═══ Given entries ═══

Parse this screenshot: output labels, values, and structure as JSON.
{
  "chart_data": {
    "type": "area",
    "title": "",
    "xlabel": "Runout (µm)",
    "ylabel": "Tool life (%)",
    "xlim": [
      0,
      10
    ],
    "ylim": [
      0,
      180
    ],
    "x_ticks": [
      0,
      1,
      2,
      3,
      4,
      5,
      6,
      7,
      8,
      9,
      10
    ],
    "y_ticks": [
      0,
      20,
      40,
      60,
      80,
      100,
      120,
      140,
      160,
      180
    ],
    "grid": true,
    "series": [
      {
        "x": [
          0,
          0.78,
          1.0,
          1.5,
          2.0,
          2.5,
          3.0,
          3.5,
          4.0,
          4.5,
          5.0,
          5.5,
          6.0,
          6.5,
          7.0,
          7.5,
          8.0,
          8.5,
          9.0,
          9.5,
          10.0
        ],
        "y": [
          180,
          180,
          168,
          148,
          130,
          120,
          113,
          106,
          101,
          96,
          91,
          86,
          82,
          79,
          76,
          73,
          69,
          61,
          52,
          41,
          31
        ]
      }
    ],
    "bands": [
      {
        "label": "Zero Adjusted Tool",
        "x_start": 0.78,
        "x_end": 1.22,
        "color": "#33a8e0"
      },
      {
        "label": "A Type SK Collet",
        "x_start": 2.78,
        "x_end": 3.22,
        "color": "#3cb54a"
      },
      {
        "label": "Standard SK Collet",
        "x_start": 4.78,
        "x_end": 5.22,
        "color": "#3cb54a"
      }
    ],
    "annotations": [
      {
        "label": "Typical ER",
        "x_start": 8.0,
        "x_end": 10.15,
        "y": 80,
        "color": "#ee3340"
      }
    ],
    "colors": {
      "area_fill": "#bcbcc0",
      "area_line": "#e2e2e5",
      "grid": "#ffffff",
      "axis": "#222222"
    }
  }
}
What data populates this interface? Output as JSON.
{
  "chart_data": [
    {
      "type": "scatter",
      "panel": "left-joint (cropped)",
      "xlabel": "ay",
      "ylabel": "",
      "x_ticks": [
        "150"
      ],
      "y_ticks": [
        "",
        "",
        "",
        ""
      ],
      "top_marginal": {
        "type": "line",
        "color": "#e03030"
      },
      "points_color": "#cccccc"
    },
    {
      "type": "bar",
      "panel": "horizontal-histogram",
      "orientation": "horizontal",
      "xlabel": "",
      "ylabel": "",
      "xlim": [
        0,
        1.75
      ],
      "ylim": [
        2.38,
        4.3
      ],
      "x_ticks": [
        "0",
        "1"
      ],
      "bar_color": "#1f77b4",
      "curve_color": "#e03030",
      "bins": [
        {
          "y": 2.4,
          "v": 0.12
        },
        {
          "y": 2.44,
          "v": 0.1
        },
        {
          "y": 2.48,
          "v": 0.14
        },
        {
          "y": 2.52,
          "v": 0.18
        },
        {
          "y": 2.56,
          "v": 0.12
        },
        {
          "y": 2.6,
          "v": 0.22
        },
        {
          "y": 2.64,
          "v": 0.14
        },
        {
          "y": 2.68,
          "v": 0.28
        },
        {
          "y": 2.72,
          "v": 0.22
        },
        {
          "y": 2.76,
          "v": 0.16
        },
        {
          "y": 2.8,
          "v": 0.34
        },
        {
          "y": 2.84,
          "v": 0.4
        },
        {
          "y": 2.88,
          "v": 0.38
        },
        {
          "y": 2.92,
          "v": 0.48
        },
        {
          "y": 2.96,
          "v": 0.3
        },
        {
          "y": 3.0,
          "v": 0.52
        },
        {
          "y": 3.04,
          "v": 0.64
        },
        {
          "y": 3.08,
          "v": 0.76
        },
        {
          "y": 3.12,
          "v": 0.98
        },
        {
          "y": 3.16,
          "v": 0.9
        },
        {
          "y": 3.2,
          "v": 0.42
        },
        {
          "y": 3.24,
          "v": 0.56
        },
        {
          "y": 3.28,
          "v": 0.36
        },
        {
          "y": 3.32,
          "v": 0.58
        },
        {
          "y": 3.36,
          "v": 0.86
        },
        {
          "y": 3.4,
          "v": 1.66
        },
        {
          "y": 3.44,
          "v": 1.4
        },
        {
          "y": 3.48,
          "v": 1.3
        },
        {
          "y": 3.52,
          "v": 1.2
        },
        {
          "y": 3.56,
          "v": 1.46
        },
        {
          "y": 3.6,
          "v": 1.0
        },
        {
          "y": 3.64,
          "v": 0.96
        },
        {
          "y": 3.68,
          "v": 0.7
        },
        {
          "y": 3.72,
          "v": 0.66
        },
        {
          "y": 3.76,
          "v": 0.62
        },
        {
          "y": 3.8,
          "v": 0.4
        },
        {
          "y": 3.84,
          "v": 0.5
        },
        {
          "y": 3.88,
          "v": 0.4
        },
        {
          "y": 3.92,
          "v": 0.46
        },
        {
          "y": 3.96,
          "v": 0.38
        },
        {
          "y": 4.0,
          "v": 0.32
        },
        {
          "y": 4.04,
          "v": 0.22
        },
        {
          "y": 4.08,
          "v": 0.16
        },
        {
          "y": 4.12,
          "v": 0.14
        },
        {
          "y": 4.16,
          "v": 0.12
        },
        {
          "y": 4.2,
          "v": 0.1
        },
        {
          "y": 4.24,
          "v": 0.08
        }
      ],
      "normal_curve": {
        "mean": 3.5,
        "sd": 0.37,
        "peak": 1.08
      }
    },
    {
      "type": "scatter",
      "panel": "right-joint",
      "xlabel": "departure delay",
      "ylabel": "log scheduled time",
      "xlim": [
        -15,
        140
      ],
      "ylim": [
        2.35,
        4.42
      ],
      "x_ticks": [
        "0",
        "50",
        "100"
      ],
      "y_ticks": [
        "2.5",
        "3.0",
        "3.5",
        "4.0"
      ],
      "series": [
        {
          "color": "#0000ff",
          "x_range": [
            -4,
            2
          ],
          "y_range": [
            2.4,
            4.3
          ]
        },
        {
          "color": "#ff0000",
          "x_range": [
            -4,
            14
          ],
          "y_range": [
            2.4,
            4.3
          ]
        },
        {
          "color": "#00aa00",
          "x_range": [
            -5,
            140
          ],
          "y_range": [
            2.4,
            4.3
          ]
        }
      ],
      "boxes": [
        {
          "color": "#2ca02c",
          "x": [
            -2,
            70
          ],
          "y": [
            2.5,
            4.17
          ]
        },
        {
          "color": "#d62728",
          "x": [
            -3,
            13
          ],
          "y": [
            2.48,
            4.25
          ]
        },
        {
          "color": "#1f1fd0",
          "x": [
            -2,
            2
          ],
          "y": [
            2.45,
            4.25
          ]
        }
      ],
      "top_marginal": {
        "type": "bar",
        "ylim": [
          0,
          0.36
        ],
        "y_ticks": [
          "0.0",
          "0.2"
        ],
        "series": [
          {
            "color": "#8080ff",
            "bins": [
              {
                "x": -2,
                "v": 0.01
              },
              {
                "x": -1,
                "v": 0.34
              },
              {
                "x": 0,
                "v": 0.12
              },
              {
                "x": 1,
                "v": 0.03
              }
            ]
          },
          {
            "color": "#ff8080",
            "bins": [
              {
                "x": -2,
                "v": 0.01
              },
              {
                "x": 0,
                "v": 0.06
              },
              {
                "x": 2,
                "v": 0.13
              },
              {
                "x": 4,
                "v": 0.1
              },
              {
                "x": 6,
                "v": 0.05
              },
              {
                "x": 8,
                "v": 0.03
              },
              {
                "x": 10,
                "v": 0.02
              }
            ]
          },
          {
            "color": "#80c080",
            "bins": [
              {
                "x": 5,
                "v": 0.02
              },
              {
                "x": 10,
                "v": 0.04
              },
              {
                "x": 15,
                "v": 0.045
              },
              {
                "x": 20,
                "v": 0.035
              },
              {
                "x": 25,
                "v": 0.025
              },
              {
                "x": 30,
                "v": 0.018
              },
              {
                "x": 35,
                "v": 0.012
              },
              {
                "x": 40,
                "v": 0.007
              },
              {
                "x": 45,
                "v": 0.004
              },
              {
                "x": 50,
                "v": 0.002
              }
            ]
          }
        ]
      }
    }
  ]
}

═══

** What the task requires **
Search the data for "Collet" and list every line in which it occurs.

** Finished exercise **
        "label": "A Type SK Collet",
        "label": "Standard SK Collet",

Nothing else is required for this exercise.